Text shown:

☆ ☆ ☆

# filter talk!



## oscar1658 (Oct 5, 2012)

Bought a jewel 54 litre tank with the heater and filter a few years back, all is working well still but that damn filter, its started making loud buzzy noises, its still working but I dont trust it. Can anyone recommend a good filter for my size tank, on a budget so not too pricey but it needs to be good to cope with the load these two plecos produce! even a good place to go find one, having this tank bought complete I havent got much of a clue as to what i'm looking for! I did go in to a petshop, £15 for a little filter that he said was the right size for my tank, does this sound any good for the price?


----------



## NaomiM (Sep 22, 2012)

I'd say a little £15 filter probably isn't enough for the bioload produced by 2 plecos. Take a look at Fish Tanks & Aquarium Lighting, Pond Pumps, Liners, Filters & UVs - All Pond Solutions, they have some very reasonably priced filters. I think you need one rated for at least twice your tank's volume.


----------



## oscar1658 (Oct 5, 2012)

If I could turn their load into gold id be stupidly rich! Haha...bad news, the old filter stopped working so I did buy the 15 pound one later that afternoon, drat drat  its creating quite a stir in the tank and its holding up well from what I can see but I do totally get your point there...i'm worried! what are the signs its not coping with the load??


----------



## Phoenix24 (Apr 6, 2013)

I always quite liked the Elite stingray, I think their largest one would cover the size of your tank. I had one for my smaller tank (before I upgraded) and it was very quite. I would avoid the interpet PF range as they are very noisy, the cradle never stays on the glass, they are top heavy and just generally crap. 

Incidentally I love my unimax (external), but the smallest one they do (the 150) is way more than you need and really not the cheapest!


----------



## NaomiM (Sep 22, 2012)

Sorry for not replying sooner, I've been on holiday!



> what are the signs its not coping with the load??


Do daily ammonia and nitrite tests for a while, using a decent liquid test kit such as API. You may have lost some of the filter bacteria when the old filter stopped working, which might cause a minor ammonia spike, but assuming you transferred the media into the new filter, it should settle down within a few days. If you're still getting positive readings for ammonia and/or nitrite within a week or so of switching over, you'll need to consider a new filter (though 2 smaller ones can do the same job as 1 larger one, so you can still use the one you bought!)

If you do get a temporary spike, do daily water changes of around 50% until it settles, and dose some Seachem Prime to detoxify the ammonia and/or nitrite.

☆ ☆ ☆

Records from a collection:
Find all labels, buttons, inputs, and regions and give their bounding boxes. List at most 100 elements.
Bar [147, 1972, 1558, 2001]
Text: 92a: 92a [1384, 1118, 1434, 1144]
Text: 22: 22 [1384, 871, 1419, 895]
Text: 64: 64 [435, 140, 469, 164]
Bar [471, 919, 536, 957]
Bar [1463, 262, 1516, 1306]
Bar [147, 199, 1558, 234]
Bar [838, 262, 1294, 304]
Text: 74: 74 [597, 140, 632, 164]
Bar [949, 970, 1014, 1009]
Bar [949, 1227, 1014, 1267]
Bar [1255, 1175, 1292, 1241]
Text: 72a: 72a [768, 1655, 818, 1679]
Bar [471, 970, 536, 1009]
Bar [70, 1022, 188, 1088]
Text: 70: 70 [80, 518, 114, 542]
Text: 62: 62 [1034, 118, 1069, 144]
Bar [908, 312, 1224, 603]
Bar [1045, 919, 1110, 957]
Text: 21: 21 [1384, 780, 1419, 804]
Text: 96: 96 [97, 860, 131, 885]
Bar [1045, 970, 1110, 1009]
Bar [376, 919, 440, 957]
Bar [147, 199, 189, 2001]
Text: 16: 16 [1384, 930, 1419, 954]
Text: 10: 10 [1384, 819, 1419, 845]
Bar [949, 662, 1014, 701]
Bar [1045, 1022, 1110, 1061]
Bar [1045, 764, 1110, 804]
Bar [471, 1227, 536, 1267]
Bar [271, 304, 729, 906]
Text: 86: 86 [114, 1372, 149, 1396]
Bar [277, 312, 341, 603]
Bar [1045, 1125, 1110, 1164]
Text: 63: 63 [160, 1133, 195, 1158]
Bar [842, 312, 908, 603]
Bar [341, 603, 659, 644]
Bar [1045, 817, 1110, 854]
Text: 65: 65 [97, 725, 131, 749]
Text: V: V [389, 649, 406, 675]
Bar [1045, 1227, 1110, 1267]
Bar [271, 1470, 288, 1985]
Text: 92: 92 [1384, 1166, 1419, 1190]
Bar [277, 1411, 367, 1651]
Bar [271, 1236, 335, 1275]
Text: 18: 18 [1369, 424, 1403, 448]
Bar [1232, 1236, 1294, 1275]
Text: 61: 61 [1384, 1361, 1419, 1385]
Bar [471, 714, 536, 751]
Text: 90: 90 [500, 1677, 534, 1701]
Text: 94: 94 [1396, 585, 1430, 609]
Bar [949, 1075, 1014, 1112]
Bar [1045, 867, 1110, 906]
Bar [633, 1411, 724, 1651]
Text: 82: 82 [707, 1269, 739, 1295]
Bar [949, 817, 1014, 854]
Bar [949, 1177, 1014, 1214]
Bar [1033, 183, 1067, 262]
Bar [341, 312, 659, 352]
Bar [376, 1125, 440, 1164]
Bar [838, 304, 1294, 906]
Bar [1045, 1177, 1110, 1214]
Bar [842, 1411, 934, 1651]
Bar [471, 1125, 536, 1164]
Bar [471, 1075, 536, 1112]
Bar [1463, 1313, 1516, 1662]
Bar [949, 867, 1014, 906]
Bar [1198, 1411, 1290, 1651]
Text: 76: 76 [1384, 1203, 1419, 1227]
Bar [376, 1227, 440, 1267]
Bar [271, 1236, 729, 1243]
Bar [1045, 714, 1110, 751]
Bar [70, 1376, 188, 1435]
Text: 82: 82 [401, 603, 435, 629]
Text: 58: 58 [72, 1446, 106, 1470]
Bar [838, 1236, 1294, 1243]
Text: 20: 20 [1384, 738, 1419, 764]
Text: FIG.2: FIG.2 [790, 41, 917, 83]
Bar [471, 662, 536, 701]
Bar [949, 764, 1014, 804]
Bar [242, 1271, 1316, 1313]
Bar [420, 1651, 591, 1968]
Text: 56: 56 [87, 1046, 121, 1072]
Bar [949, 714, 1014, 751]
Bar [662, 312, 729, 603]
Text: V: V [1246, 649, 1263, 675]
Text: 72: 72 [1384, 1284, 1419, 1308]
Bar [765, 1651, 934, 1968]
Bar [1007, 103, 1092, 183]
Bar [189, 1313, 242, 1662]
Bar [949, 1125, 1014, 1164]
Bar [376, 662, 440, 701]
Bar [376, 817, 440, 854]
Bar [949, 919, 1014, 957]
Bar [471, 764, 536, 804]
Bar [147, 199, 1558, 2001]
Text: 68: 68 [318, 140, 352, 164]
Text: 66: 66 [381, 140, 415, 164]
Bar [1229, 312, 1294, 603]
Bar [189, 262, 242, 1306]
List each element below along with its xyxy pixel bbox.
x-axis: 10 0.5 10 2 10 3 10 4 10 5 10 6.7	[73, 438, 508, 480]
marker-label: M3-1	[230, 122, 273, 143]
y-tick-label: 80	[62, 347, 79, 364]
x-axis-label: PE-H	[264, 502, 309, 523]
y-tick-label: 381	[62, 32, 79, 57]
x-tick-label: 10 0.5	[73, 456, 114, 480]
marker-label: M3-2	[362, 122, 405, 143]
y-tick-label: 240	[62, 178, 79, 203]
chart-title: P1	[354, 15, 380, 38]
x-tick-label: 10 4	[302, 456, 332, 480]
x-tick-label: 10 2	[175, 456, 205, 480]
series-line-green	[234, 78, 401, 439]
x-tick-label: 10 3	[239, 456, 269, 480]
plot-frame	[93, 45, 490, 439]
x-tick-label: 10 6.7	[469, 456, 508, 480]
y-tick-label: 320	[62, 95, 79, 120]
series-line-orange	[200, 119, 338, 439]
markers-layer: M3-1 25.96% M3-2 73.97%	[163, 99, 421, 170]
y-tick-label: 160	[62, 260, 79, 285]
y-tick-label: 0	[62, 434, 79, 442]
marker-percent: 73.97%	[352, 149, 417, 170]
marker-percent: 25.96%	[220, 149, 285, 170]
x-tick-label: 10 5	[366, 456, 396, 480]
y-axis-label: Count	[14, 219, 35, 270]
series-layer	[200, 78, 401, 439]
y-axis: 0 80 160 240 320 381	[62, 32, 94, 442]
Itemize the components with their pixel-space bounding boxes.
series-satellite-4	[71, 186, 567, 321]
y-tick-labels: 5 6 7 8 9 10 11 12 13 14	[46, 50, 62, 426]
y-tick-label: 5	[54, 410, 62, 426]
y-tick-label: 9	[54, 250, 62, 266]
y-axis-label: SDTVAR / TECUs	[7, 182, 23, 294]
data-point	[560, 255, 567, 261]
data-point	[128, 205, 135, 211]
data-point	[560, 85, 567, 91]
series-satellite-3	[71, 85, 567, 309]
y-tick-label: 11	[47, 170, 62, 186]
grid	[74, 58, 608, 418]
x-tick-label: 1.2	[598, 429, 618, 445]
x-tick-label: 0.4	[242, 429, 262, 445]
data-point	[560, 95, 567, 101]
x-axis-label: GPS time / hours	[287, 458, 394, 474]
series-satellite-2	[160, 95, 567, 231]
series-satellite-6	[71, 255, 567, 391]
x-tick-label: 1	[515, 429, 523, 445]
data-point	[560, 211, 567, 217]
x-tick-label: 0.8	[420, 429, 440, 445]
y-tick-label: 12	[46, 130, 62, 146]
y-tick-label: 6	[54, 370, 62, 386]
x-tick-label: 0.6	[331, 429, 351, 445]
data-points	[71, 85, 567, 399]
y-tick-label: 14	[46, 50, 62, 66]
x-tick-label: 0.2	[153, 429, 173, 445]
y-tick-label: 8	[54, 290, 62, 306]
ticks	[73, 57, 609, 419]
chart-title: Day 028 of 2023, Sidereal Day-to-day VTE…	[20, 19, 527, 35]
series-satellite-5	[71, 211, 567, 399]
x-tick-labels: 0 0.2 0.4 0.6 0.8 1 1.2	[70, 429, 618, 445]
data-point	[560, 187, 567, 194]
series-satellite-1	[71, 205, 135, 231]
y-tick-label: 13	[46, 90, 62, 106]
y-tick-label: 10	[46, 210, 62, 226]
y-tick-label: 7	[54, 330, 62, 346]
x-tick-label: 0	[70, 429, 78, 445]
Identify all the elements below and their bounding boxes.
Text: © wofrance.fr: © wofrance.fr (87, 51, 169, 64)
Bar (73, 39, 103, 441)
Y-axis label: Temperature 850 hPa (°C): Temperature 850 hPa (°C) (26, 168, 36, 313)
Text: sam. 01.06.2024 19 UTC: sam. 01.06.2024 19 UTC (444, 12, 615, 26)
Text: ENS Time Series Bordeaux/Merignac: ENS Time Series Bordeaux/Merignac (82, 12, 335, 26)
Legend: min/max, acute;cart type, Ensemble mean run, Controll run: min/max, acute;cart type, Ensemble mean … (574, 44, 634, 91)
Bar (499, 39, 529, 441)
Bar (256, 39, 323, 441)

☆ ☆ ☆

Tasks to complete:
1. In the aquarium filter thread, how large should the daily water changes be during a temporary spike?
2. Continue the aquarium filter thread past its last post.

Outputs for the tasks:
1. Around 50%.

2.
----------



## oscar1658 (Oct 5, 2012)

Thanks for your reply guys I appreciate the help  well neomi your bang on, did an ammonia test and its risen! Umpft....i feel foolish as the guy at the pet shop knew what fish I have and he said the filter would do great with them..i honestly think hes one of those whos after a sale despite him being very knowledgeable on fish keeping  well tried flogging the little filter off with no luck, is it an option to buy another small one and use both then like neomi said? Ill be honest moneys getting tight (theyve had their tank refurbished  ) so probably the cheapest option at this stage....keep doing the water changes and retesting tomorrow.


----------



## NaomiM (Sep 22, 2012)

This one has good reviews and won't break the bank: 800L/H Aquarium Internal Filter - All Pond Solutions It's got a good water turnover/flow rate for the price, so used alongside your existing filter, it should give you plenty of filtration.

What were your ammonia readings? Do keep on top of daily water changes (it will take a while for the good bacteria to colonise the new filter when you get one, so might take a while for the readings to go back down to 0) and I can't recommend Seachem Prime highly enough. Dose enough for the whole tank and it should help protect your fish from ammonia poisoning. It's also a great investment as it's the most economical dechlorinator out there (it might seem expensive initially, but you need much smaller amounts than the other dechlorinators, so it works out cheaper).


----------



## oscar1658 (Oct 5, 2012)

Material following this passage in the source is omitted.